┌──
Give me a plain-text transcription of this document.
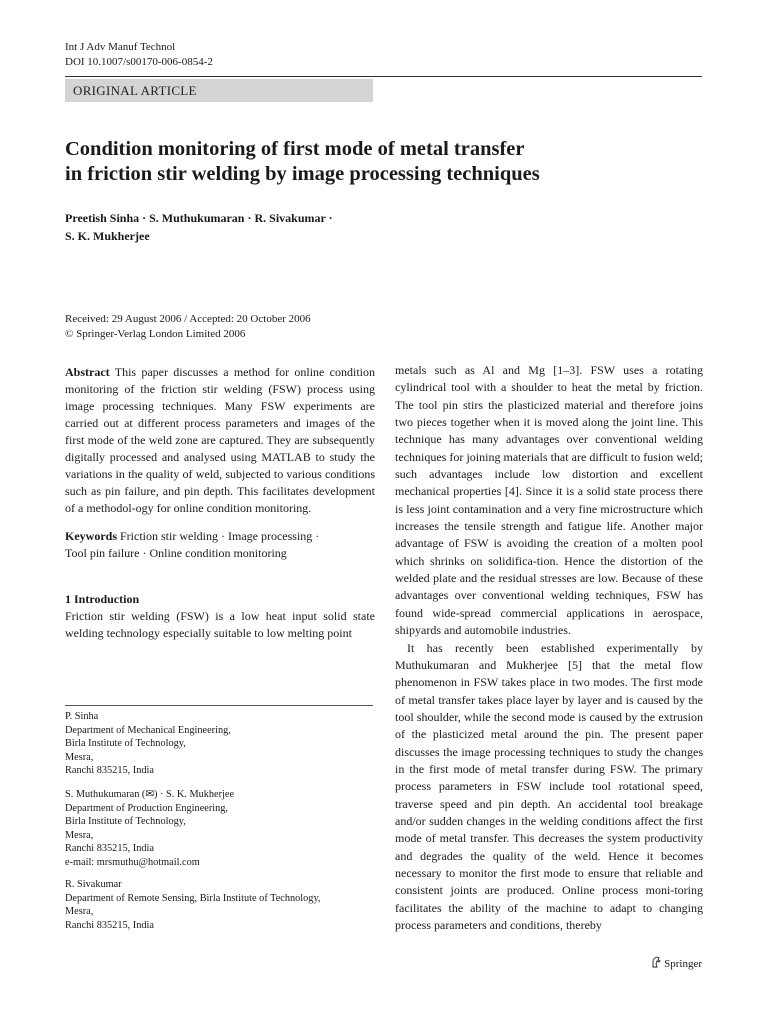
Int J Adv Manuf Technol
DOI 10.1007/s00170-006-0854-2
ORIGINAL ARTICLE
Condition monitoring of first mode of metal transfer
in friction stir welding by image processing techniques
Preetish Sinha · S. Muthukumaran · R. Sivakumar ·
S. K. Mukherjee
Received: 29 August 2006 / Accepted: 20 October 2006
© Springer-Verlag London Limited 2006

Abstract This paper discusses a method for online condition monitoring of the friction stir welding (FSW) process using image processing techniques. Many FSW experiments are carried out at different process parameters and images of the first mode of the weld zone are captured. They are subsequently digitally processed and analysed using MATLAB to study the variations in the quality of weld, subjected to various conditions such as pin failure, and pin depth. This facilitates development of a methodol-ogy for online condition monitoring.

Keywords Friction stir welding · Image processing ·
Tool pin failure · Online condition monitoring
1 Introduction

Friction stir welding (FSW) is a low heat input solid state welding technology especially suitable to low melting point

P. Sinha
Department of Mechanical Engineering,
Birla Institute of Technology,
Mesra,
Ranchi 835215, India
S. Muthukumaran (✉) · S. K. Mukherjee
Department of Production Engineering,
Birla Institute of Technology,
Mesra,
Ranchi 835215, India
e-mail: mrsmuthu@hotmail.com
R. Sivakumar
Department of Remote Sensing, Birla Institute of Technology,
Mesra,
Ranchi 835215, India

metals such as Al and Mg [1–3]. FSW uses a rotating cylindrical tool with a shoulder to heat the metal by friction. The tool pin stirs the plasticized material and therefore joins two pieces together when it is moved along the joint line. This technique has many advantages over conventional welding techniques for joining materials that are difficult to fusion weld; such advantages include low distortion and excellent mechanical properties [4]. Since it is a solid state process there is less joint contamination and a very fine microstructure which increases the tensile strength and fatigue life. Another major advantage of FSW is avoiding the creation of a molten pool which shrinks on solidifica-tion. Hence the distortion of the welded plate and the residual stresses are low. Because of these advantages over conventional welding techniques, FSW has found wide-spread commercial applications in aerospace, shipyards and automobile industries.

It has recently been established experimentally by Muthukumaran and Mukherjee [5] that the metal flow phenomenon in FSW takes place in two modes. The first mode of metal transfer takes place layer by layer and is caused by the tool shoulder, while the second mode is caused by the extrusion of the plasticized metal around the pin. The present paper discusses the image processing techniques to study the changes in the first mode of metal transfer during FSW. The primary process parameters in FSW include tool rotational speed, traverse speed and pin depth. An accidental tool breakage and/or sudden changes in the welding conditions affect the first mode of metal transfer. This decreases the system productivity and degrades the quality of the weld. Hence it becomes necessary to monitor the first mode to ensure that reliable and consistent joints are produced. Online process moni-toring facilitates the ability of the machine to adapt to changing process parameters and conditions, thereby

Springer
└──
- _Task brief_
Pick out every line above that contains the word "solid" and copy it.

- _Solution for this exercise_
Friction stir welding (FSW) is a low heat input solid state welding technology especially suitable to low melting point
metals such as Al and Mg [1–3]. FSW uses a rotating cylindrical tool with a shoulder to heat the metal by friction. The tool pin stirs the plasticized material and therefore joins two pieces together when it is moved along the joint line. This technique has many advantages over conventional welding techniques for joining materials that are difficult to fusion weld; such advantages include low distortion and excellent mechanical properties [4]. Since it is a solid state process there is less joint contamination and a very fine microstructure which increases the tensile strength and fatigue life. Another major advantage of FSW is avoiding the creation of a molten pool which shrinks on solidifica-tion. Hence the distortion of the welded plate and the residual stresses are low. Because of these advantages over conventional welding techniques, FSW has found wide-spread commercial applications in aerospace, shipyards and automobile industries.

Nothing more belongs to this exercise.